▶ **Data listing**
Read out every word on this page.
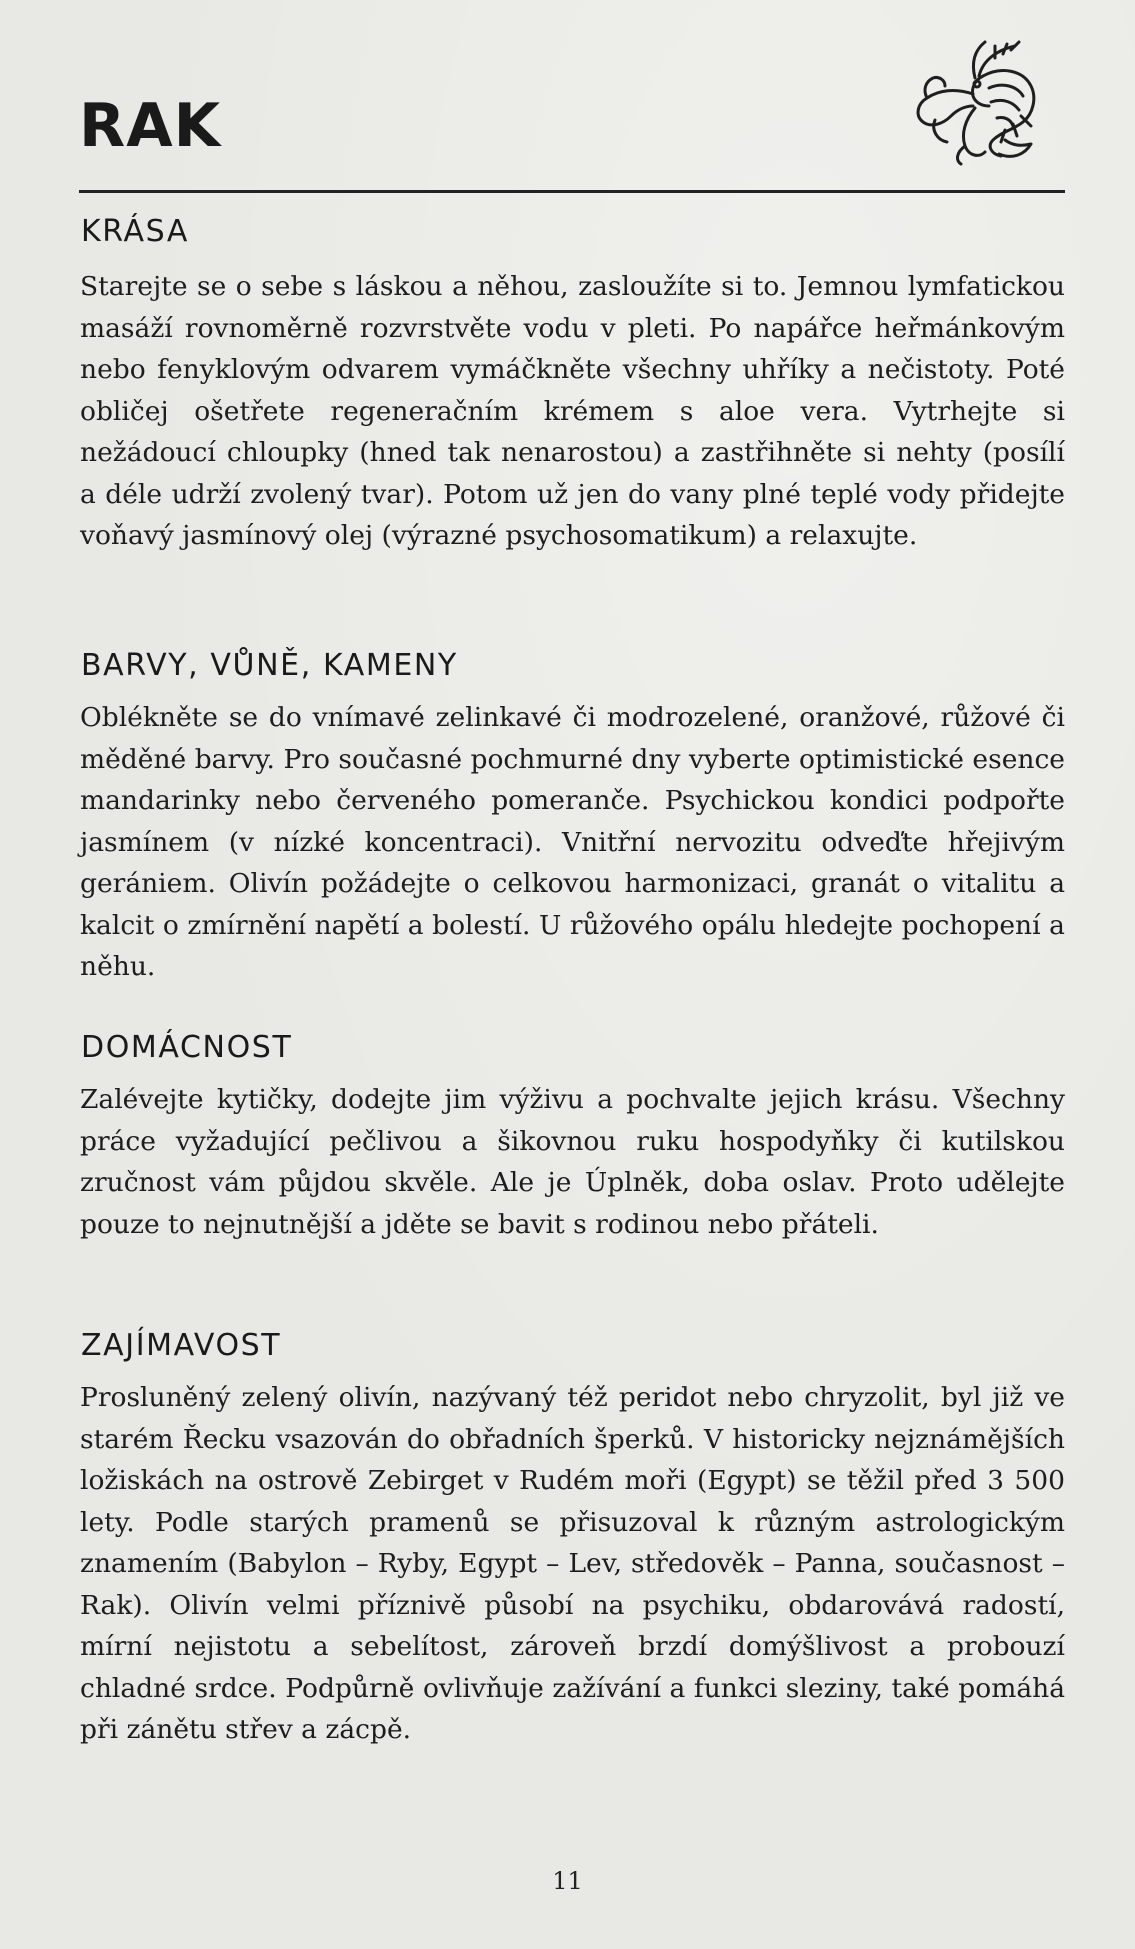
RAK
KRÁSA

Starejte se o sebe s láskou a něhou, zasloužíte si to. Jemnou lymfatickou masáží rovnoměrně rozvrstvěte vodu v pleti. Po napářce heřmánkovým nebo fenyklovým odvarem vymáčkněte všechny uhříky a nečistoty. Poté obličej ošetřete regeneračním krémem s aloe vera. Vytrhejte si nežádoucí chloupky (hned tak nenarostou) a zastřihněte si nehty (posílí a déle udrží zvolený tvar). Potom už jen do vany plné teplé vody přidejte voňavý jasmínový olej (výrazné psychosomatikum) a relaxujte.

BARVY, VŮNĚ, KAMENY

Oblékněte se do vnímavé zelinkavé či modrozelené, oranžové, růžové či měděné barvy. Pro současné pochmurné dny vyberte optimistické esence mandarinky nebo červeného pomeranče. Psychickou kondici podpořte jasmínem (v nízké koncentraci). Vnitřní nervozitu odveďte hřejivým gerániem. Olivín požádejte o celkovou harmonizaci, granát o vitalitu a kalcit o zmírnění napětí a bolestí. U růžového opálu hledejte pochopení a něhu.

DOMÁCNOST

Zalévejte kytičky, dodejte jim výživu a pochvalte jejich krásu. Všechny práce vyžadující pečlivou a šikovnou ruku hospodyňky či kutilskou zručnost vám půjdou skvěle. Ale je Úplněk, doba oslav. Proto udělejte pouze to nejnutnější a jděte se bavit s rodinou nebo přáteli.

ZAJÍMAVOST

Prosluněný zelený olivín, nazývaný též peridot nebo chryzolit, byl již ve starém Řecku vsazován do obřadních šperků. V historicky nejznámějších ložiskách na ostrově Zebirget v Rudém moři (Egypt) se těžil před 3 500 lety. Podle starých pramenů se přisuzoval k různým astrologickým znamením (Babylon – Ryby, Egypt – Lev, středověk – Panna, současnost – Rak). Olivín velmi příznivě působí na psychiku, obdarovává radostí, mírní nejistotu a sebelítost, zároveň brzdí domýšlivost a probouzí chladné srdce. Podpůrně ovlivňuje zažívání a funkci sleziny, také pomáhá při zánětu střev a zácpě.

11
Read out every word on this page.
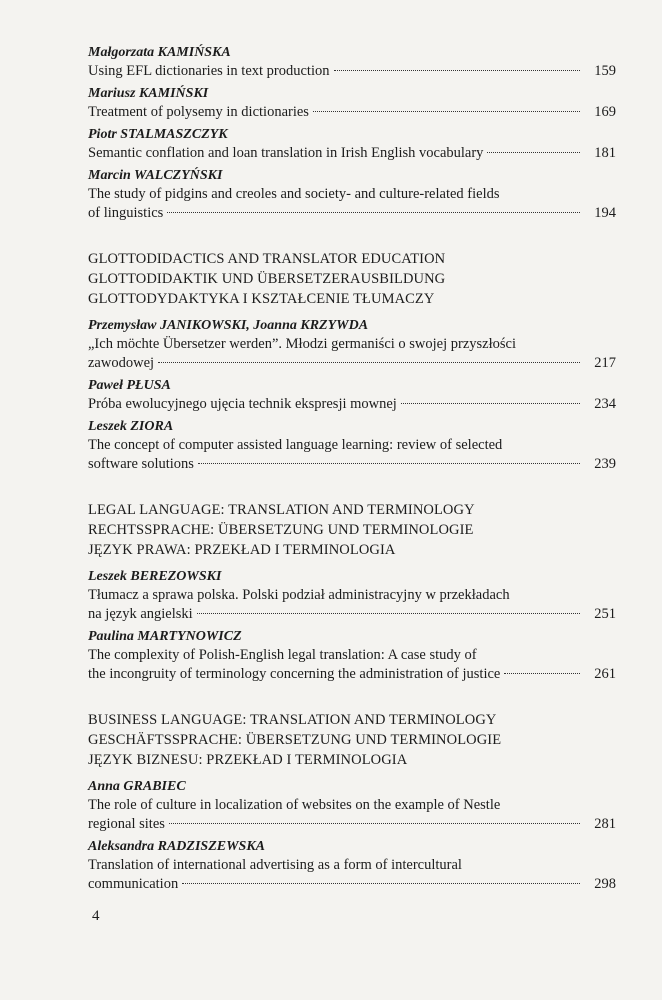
Małgorzata KAMIŃSKA
Using EFL dictionaries in text production	159
Mariusz KAMIŃSKI
Treatment of polysemy in dictionaries	169
Piotr STALMASZCZYK
Semantic conflation and loan translation in Irish English vocabulary	181
Marcin WALCZYŃSKI
The study of pidgins and creoles and society- and culture-related fields
of linguistics	194
GLOTTODIDACTICS AND TRANSLATOR EDUCATION
GLOTTODIDAKTIK UND ÜBERSETZERAUSBILDUNG
GLOTTODYDAKTYKA I KSZTAŁCENIE TŁUMACZY
Przemysław JANIKOWSKI, Joanna KRZYWDA
„Ich möchte Übersetzer werden”. Młodzi germaniści o swojej przyszłości
zawodowej	217
Paweł PŁUSA
Próba ewolucyjnego ujęcia technik ekspresji mownej	234
Leszek ZIORA
The concept of computer assisted language learning: review of selected
software solutions	239
LEGAL LANGUAGE: TRANSLATION AND TERMINOLOGY
RECHTSSPRACHE: ÜBERSETZUNG UND TERMINOLOGIE
JĘZYK PRAWA: PRZEKŁAD I TERMINOLOGIA
Leszek BEREZOWSKI
Tłumacz a sprawa polska. Polski podział administracyjny w przekładach
na język angielski	251
Paulina MARTYNOWICZ
The complexity of Polish-English legal translation: A case study of
the incongruity of terminology concerning the administration of justice	261
BUSINESS LANGUAGE: TRANSLATION AND TERMINOLOGY
GESCHÄFTSSPRACHE: ÜBERSETZUNG UND TERMINOLOGIE
JĘZYK BIZNESU: PRZEKŁAD I TERMINOLOGIA
Anna GRABIEC
The role of culture in localization of websites on the example of Nestle
regional sites	281
Aleksandra RADZISZEWSKA
Translation of international advertising as a form of intercultural
communication	298
4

▶ **Problem requirements**
Respond with the number of lines containing "culture" and no additional words.

▶ **Worked solution**
2